### [TASK INSTRUCTIONS]
Word for word, quote all of the material, omitting the pictures.

### [Saved entries]

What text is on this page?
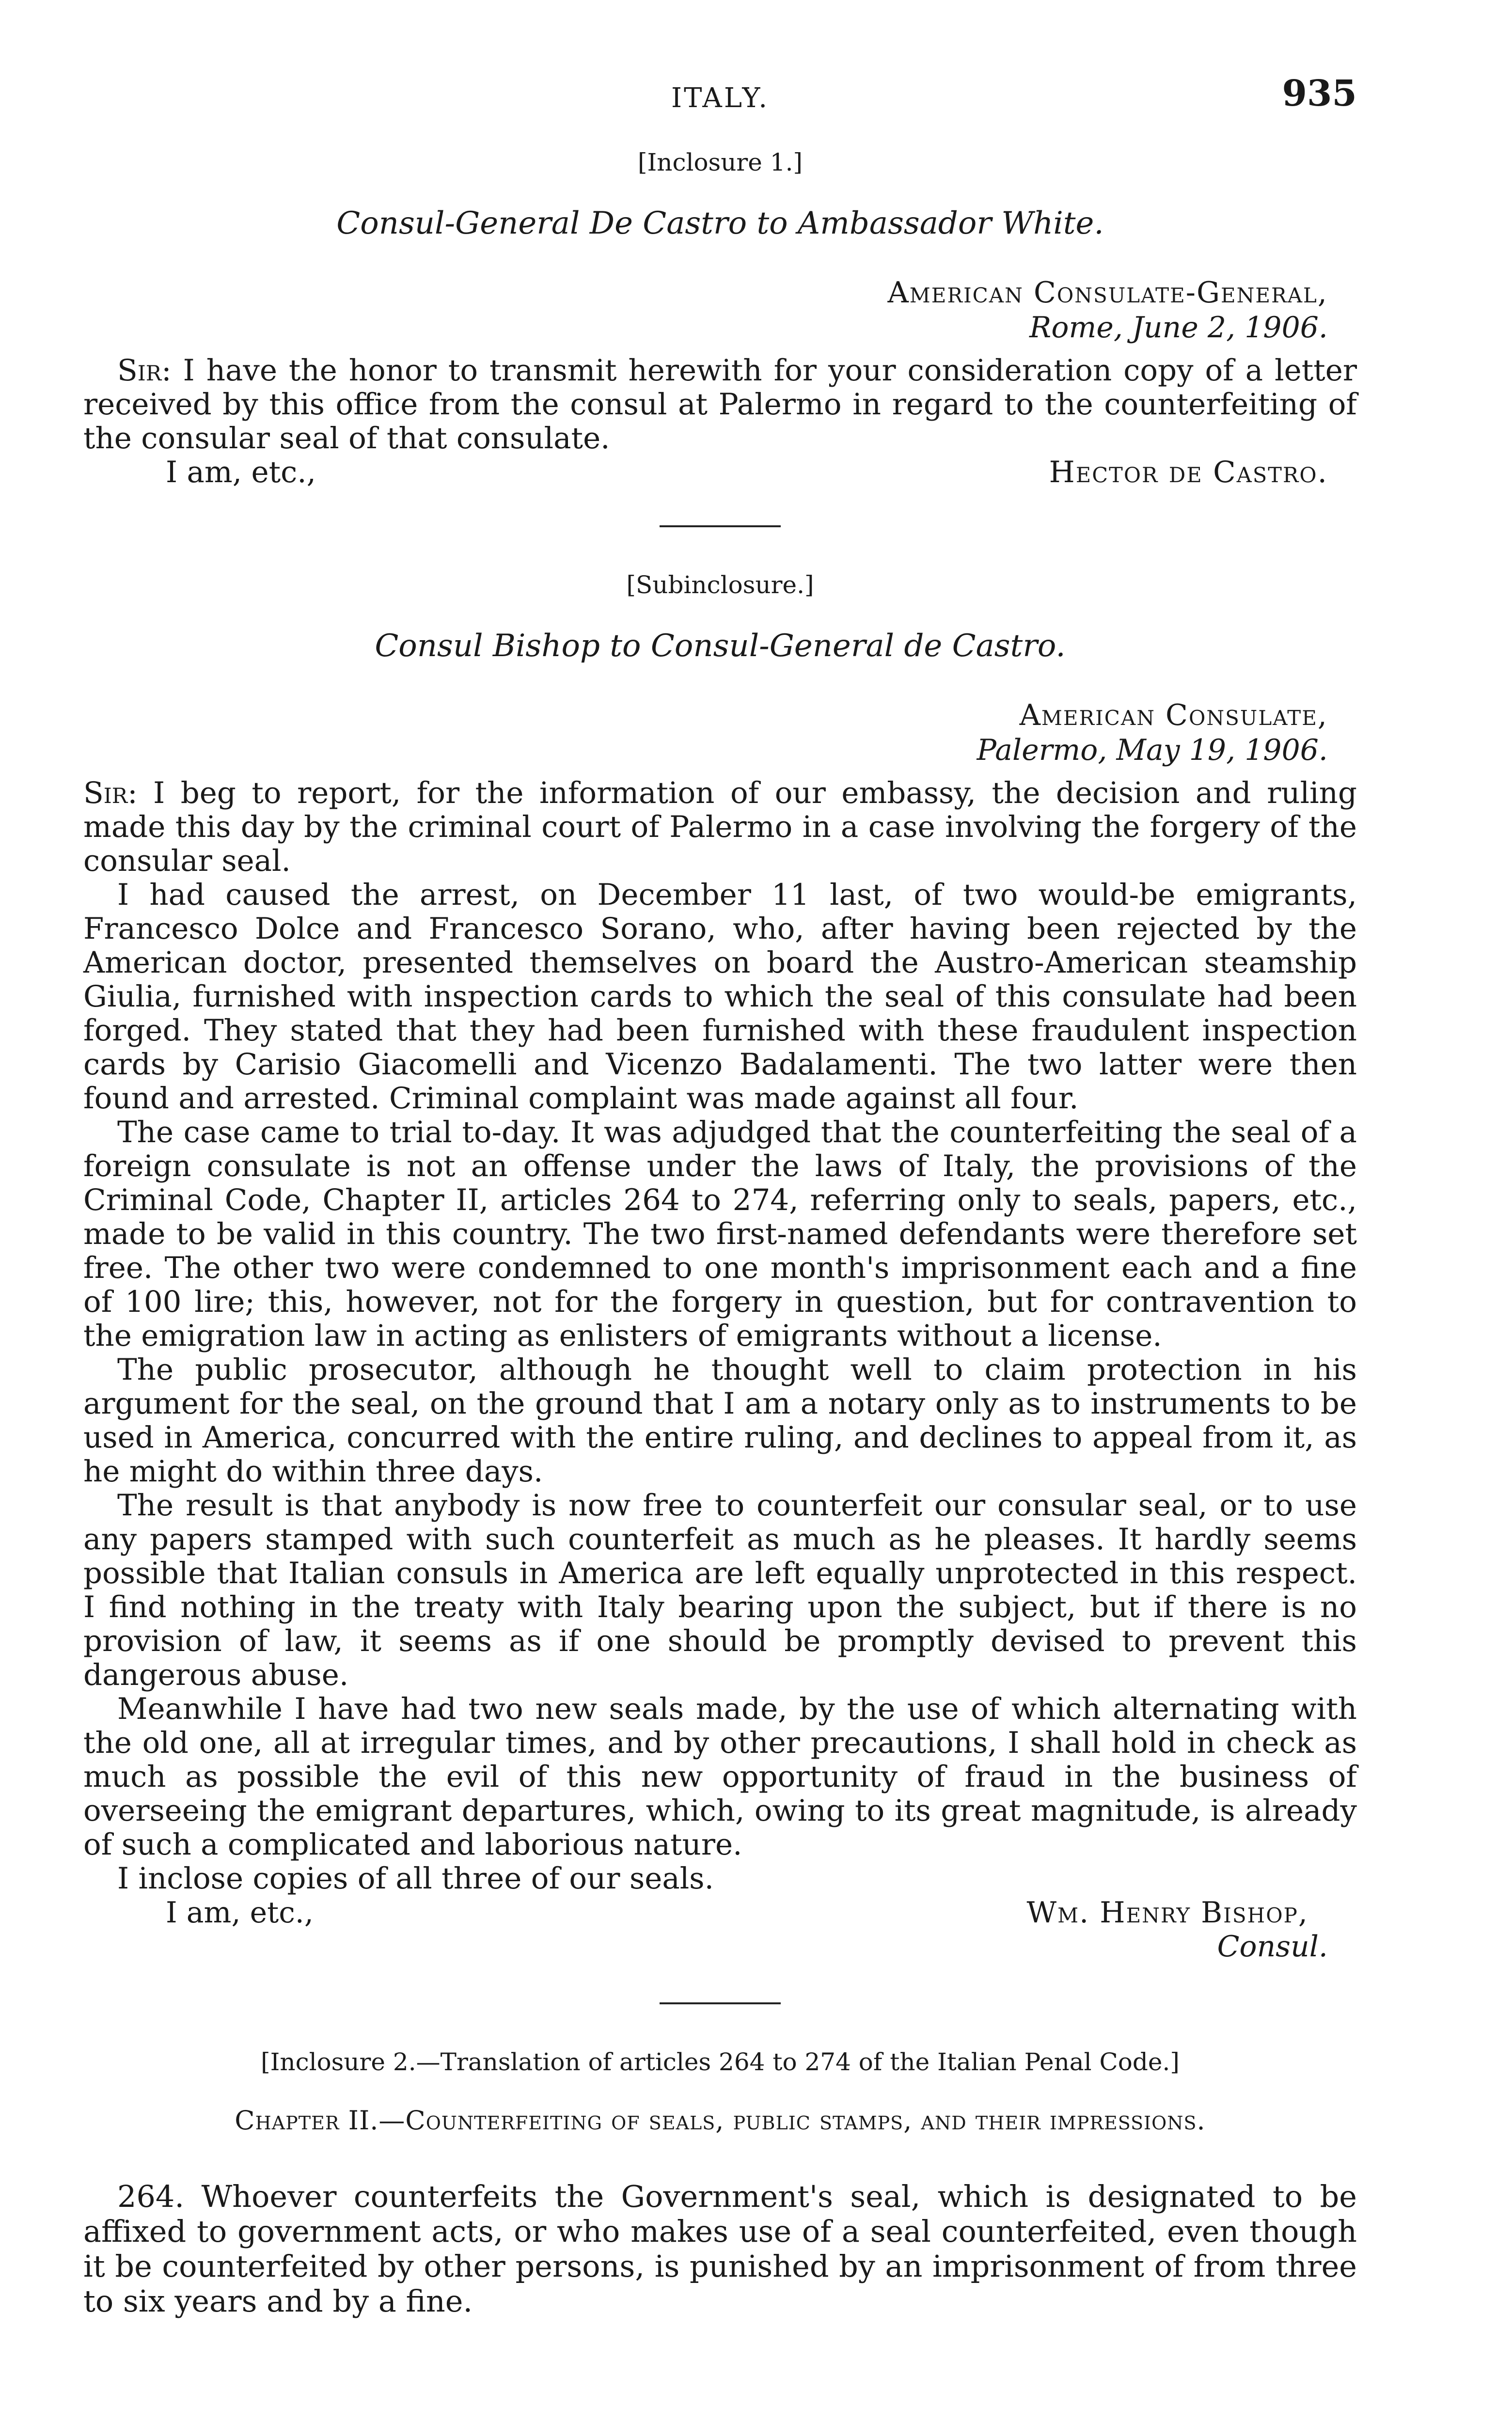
ITALY.	935
[Inclosure 1.]
Consul-General De Castro to Ambassador White.
American Consulate-General,
Rome, June 2, 1906.

Sir: I have the honor to transmit herewith for your consideration copy of a letter received by this office from the consul at Palermo in regard to the counterfeiting of the consular seal of that consulate.

I am, etc.,	Hector de Castro.
[Subinclosure.]
Consul Bishop to Consul-General de Castro.
American Consulate,
Palermo, May 19, 1906.

Sir: I beg to report, for the information of our embassy, the decision and ruling made this day by the criminal court of Palermo in a case involving the forgery of the consular seal.

I had caused the arrest, on December 11 last, of two would-be emigrants, Francesco Dolce and Francesco Sorano, who, after having been rejected by the American doctor, presented themselves on board the Austro-American steamship Giulia, furnished with inspection cards to which the seal of this consulate had been forged. They stated that they had been furnished with these fraudulent inspection cards by Carisio Giacomelli and Vicenzo Badalamenti. The two latter were then found and arrested. Criminal complaint was made against all four.

The case came to trial to-day. It was adjudged that the counterfeiting the seal of a foreign consulate is not an offense under the laws of Italy, the provisions of the Criminal Code, Chapter II, articles 264 to 274, referring only to seals, papers, etc., made to be valid in this country. The two first-named defendants were therefore set free. The other two were condemned to one month's imprisonment each and a fine of 100 lire; this, however, not for the forgery in question, but for contravention to the emigration law in acting as enlisters of emigrants without a license.

The public prosecutor, although he thought well to claim protection in his argument for the seal, on the ground that I am a notary only as to instruments to be used in America, concurred with the entire ruling, and declines to appeal from it, as he might do within three days.

The result is that anybody is now free to counterfeit our consular seal, or to use any papers stamped with such counterfeit as much as he pleases. It hardly seems possible that Italian consuls in America are left equally unprotected in this respect. I find nothing in the treaty with Italy bearing upon the subject, but if there is no provision of law, it seems as if one should be promptly devised to prevent this dangerous abuse.

Meanwhile I have had two new seals made, by the use of which alternating with the old one, all at irregular times, and by other precautions, I shall hold in check as much as possible the evil of this new opportunity of fraud in the business of overseeing the emigrant departures, which, owing to its great magnitude, is already of such a complicated and laborious nature.

I inclose copies of all three of our seals.

I am, etc.,	Wm. Henry Bishop,
Consul.
[Inclosure 2.—Translation of articles 264 to 274 of the Italian Penal Code.]
Chapter II.—Counterfeiting of seals, public stamps, and their impressions.

264. Whoever counterfeits the Government's seal, which is designated to be affixed to government acts, or who makes use of a seal counterfeited, even though it be counterfeited by other persons, is punished by an imprisonment of from three to six years and by a fine.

### [RESULT OF THIS EXERCISE]
What text is on this page?
ITALY.	935
[Inclosure 1.]
Consul-General De Castro to Ambassador White.
American Consulate-General,
Rome, June 2, 1906.

Sir: I have the honor to transmit herewith for your consideration copy of a letter received by this office from the consul at Palermo in regard to the counterfeiting of the consular seal of that consulate.

I am, etc.,	Hector de Castro.
[Subinclosure.]
Consul Bishop to Consul-General de Castro.
American Consulate,
Palermo, May 19, 1906.

Sir: I beg to report, for the information of our embassy, the decision and ruling made this day by the criminal court of Palermo in a case involving the forgery of the consular seal.

I had caused the arrest, on December 11 last, of two would-be emigrants, Francesco Dolce and Francesco Sorano, who, after having been rejected by the American doctor, presented themselves on board the Austro-American steamship Giulia, furnished with inspection cards to which the seal of this consulate had been forged. They stated that they had been furnished with these fraudulent inspection cards by Carisio Giacomelli and Vicenzo Badalamenti. The two latter were then found and arrested. Criminal complaint was made against all four.

The case came to trial to-day. It was adjudged that the counterfeiting the seal of a foreign consulate is not an offense under the laws of Italy, the provisions of the Criminal Code, Chapter II, articles 264 to 274, referring only to seals, papers, etc., made to be valid in this country. The two first-named defendants were therefore set free. The other two were condemned to one month's imprisonment each and a fine of 100 lire; this, however, not for the forgery in question, but for contravention to the emigration law in acting as enlisters of emigrants without a license.

The public prosecutor, although he thought well to claim protection in his argument for the seal, on the ground that I am a notary only as to instruments to be used in America, concurred with the entire ruling, and declines to appeal from it, as he might do within three days.

The result is that anybody is now free to counterfeit our consular seal, or to use any papers stamped with such counterfeit as much as he pleases. It hardly seems possible that Italian consuls in America are left equally unprotected in this respect. I find nothing in the treaty with Italy bearing upon the subject, but if there is no provision of law, it seems as if one should be promptly devised to prevent this dangerous abuse.

Meanwhile I have had two new seals made, by the use of which alternating with the old one, all at irregular times, and by other precautions, I shall hold in check as much as possible the evil of this new opportunity of fraud in the business of overseeing the emigrant departures, which, owing to its great magnitude, is already of such a complicated and laborious nature.

I inclose copies of all three of our seals.

I am, etc.,	Wm. Henry Bishop,
Consul.
[Inclosure 2.—Translation of articles 264 to 274 of the Italian Penal Code.]
Chapter II.—Counterfeiting of seals, public stamps, and their impressions.

264. Whoever counterfeits the Government's seal, which is designated to be affixed to government acts, or who makes use of a seal counterfeited, even though it be counterfeited by other persons, is punished by an imprisonment of from three to six years and by a fine.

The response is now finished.